EXERCISE PROMPT:
Search the listing for the string "debt" and copy every line that contains it.
# Start of ROWS
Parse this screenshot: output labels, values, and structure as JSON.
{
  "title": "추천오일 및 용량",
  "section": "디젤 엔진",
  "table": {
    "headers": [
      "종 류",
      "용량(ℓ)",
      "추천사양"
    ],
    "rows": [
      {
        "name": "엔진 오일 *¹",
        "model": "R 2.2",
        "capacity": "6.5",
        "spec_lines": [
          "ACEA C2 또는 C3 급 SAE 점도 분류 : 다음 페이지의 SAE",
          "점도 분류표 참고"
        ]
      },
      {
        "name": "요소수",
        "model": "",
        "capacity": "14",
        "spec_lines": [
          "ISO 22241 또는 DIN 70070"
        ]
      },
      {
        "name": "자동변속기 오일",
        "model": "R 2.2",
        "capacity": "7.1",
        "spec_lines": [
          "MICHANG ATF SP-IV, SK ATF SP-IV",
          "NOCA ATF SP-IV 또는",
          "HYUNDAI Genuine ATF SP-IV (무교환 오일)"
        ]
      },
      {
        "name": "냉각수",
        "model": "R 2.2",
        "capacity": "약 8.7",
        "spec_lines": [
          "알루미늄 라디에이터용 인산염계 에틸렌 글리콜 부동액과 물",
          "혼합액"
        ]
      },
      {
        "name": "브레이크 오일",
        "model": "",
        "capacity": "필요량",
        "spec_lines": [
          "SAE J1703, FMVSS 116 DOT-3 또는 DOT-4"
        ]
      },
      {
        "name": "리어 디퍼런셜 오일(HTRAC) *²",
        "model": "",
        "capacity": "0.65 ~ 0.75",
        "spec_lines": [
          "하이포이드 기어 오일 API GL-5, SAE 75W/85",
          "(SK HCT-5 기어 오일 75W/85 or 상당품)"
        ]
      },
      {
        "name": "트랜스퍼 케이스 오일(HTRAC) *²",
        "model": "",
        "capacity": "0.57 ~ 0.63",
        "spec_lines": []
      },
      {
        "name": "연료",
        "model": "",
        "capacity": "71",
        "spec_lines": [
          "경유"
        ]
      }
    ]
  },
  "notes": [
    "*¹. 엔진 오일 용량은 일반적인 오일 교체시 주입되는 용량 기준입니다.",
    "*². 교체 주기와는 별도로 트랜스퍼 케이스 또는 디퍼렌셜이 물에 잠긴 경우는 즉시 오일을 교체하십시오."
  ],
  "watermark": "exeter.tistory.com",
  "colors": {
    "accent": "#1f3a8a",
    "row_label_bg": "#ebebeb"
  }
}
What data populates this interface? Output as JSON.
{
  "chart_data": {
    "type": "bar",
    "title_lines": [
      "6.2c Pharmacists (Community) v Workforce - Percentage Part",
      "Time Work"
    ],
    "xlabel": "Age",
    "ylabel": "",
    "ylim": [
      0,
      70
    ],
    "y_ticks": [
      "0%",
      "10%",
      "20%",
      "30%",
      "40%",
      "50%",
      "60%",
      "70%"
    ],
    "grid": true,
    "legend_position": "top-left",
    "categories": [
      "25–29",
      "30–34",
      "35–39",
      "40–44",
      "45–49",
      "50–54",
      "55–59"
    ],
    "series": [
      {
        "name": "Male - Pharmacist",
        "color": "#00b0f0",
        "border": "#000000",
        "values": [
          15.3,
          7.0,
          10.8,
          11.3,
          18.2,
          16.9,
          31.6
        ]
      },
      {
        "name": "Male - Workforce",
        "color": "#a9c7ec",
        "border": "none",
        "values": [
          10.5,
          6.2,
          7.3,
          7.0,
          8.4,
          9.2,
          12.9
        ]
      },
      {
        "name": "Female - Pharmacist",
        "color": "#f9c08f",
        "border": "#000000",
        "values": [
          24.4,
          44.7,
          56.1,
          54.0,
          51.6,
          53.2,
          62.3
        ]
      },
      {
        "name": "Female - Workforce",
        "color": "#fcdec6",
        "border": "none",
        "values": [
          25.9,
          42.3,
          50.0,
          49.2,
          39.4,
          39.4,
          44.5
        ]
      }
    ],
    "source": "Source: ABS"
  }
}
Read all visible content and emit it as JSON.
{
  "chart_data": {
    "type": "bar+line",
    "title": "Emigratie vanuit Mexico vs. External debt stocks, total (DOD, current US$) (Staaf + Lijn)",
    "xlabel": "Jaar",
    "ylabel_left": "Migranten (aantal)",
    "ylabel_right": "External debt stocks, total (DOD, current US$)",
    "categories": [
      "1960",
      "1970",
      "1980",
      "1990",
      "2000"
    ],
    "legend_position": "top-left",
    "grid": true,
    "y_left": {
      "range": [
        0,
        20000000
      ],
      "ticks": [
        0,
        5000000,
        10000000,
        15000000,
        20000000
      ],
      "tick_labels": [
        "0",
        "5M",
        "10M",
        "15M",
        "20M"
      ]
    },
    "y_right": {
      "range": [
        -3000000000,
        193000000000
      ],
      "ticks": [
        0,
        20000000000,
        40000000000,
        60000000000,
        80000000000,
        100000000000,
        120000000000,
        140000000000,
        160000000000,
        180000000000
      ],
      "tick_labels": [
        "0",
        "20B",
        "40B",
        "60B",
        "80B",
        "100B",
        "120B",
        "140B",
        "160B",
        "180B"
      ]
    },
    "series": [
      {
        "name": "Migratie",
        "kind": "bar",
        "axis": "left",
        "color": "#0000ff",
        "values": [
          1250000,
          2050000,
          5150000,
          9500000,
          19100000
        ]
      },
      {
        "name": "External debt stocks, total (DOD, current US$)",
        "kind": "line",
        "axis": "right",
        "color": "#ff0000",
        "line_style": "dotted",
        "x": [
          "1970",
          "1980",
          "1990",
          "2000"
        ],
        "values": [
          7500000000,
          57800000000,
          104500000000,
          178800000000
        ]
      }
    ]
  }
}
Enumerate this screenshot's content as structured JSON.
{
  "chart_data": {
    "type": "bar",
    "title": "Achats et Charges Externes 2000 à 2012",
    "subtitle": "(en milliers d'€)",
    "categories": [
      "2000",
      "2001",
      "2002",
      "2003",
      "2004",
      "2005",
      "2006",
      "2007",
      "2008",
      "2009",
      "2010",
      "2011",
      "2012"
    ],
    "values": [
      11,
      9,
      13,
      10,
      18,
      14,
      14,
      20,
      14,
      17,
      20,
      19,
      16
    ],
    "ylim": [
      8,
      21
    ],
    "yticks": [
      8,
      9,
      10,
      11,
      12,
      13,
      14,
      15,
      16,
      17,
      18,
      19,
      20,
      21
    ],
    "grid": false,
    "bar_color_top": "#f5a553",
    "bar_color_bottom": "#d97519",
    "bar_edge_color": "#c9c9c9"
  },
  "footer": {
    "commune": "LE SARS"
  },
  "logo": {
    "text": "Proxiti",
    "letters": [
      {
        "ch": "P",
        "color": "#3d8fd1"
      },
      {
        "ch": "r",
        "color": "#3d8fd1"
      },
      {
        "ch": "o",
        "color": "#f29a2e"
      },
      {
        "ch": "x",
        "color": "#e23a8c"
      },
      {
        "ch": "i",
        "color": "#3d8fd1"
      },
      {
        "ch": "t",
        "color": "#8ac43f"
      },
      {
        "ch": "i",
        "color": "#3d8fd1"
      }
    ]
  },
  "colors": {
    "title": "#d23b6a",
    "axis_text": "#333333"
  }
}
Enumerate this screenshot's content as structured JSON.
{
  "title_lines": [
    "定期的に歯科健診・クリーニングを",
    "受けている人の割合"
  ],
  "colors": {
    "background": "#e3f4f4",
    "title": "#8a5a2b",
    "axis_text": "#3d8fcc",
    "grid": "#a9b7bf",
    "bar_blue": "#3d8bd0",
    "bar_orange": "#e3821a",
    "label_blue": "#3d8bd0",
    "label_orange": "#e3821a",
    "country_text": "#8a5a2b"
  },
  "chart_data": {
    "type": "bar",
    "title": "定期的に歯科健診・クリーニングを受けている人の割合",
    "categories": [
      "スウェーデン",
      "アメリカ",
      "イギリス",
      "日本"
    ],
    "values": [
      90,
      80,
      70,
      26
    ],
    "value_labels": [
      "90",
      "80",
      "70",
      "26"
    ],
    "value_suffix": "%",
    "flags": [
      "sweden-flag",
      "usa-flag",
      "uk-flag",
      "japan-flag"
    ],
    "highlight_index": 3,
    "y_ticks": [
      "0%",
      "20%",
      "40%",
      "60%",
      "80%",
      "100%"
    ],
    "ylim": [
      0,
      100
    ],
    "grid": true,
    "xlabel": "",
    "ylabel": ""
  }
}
# End of ROWS
THE RESPONSE:
    "title": "Emigratie vanuit Mexico vs. External debt stocks, total (DOD, current US$) (Staaf + Lijn)",
    "ylabel_right": "External debt stocks, total (DOD, current US$)",
        "name": "External debt stocks, total (DOD, current US$)",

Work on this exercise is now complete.